┌─ Information given

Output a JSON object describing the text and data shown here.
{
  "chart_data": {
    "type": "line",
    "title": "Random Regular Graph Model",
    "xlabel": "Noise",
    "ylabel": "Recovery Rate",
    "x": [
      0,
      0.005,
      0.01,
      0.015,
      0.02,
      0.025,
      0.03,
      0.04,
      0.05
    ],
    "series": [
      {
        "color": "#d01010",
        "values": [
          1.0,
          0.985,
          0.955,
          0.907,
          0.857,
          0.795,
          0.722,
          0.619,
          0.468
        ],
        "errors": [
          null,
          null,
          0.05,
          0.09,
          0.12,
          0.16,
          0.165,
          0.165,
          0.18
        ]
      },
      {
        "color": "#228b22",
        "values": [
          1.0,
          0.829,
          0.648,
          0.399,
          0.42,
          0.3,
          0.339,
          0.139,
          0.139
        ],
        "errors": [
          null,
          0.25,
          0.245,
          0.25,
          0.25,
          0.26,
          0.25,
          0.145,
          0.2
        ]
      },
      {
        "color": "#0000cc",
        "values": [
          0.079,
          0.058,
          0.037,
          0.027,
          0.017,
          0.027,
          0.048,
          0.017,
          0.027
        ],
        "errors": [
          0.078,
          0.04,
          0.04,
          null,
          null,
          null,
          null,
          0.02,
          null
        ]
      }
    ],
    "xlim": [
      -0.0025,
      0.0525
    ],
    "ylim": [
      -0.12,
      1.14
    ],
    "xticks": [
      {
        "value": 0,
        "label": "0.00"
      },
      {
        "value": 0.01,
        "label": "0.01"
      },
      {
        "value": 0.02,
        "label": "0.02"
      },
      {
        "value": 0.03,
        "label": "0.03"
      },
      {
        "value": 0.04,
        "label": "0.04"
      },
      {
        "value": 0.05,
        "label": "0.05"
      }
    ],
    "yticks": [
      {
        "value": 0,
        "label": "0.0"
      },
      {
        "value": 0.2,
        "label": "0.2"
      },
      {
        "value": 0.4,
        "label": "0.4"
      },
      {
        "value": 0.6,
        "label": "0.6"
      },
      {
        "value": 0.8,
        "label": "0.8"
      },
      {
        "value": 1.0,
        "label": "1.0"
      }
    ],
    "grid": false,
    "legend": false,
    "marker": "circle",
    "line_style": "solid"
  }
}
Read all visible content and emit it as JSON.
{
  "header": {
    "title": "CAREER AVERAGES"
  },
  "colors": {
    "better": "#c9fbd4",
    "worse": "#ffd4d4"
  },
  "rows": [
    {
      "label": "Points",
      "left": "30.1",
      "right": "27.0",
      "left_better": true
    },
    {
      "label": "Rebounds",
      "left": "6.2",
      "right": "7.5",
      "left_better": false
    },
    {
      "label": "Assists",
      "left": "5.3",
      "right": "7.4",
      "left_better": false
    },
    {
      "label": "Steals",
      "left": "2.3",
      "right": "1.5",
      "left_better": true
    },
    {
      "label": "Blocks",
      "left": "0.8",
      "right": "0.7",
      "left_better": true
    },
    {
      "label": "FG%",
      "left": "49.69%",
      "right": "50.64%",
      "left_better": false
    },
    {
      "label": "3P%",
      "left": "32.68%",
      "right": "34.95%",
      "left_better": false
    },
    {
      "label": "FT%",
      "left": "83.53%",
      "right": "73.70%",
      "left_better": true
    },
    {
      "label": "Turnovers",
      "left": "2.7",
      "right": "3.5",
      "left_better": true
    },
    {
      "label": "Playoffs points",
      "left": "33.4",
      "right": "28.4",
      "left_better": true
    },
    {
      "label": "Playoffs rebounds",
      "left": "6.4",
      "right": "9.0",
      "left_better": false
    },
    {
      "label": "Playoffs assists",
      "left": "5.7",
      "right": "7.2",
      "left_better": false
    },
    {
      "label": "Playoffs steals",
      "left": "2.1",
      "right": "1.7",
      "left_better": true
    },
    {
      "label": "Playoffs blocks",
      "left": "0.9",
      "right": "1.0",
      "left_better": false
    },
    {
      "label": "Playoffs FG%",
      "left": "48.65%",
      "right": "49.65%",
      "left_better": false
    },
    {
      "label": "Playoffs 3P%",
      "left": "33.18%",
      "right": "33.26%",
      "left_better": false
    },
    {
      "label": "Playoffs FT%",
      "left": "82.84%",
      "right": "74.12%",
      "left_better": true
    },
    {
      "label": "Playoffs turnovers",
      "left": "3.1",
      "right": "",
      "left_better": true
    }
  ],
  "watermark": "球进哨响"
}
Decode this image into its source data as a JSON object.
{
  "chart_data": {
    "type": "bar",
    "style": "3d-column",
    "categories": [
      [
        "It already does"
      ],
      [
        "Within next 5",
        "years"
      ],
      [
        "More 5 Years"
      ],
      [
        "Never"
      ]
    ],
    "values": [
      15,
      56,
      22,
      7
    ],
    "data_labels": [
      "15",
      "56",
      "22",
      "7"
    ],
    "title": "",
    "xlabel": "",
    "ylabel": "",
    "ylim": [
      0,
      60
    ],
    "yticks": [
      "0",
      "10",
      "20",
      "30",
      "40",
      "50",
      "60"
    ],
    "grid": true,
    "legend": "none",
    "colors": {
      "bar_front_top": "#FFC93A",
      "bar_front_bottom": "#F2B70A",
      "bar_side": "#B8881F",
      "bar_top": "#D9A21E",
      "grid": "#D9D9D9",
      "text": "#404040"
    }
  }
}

└─

**Goal of the exercise:**
Search the records for the word "JSON", then list every line that has it.

**Answer:**
Output a JSON object describing the text and data shown here.
Read all visible content and emit it as JSON.
Decode this image into its source data as a JSON object.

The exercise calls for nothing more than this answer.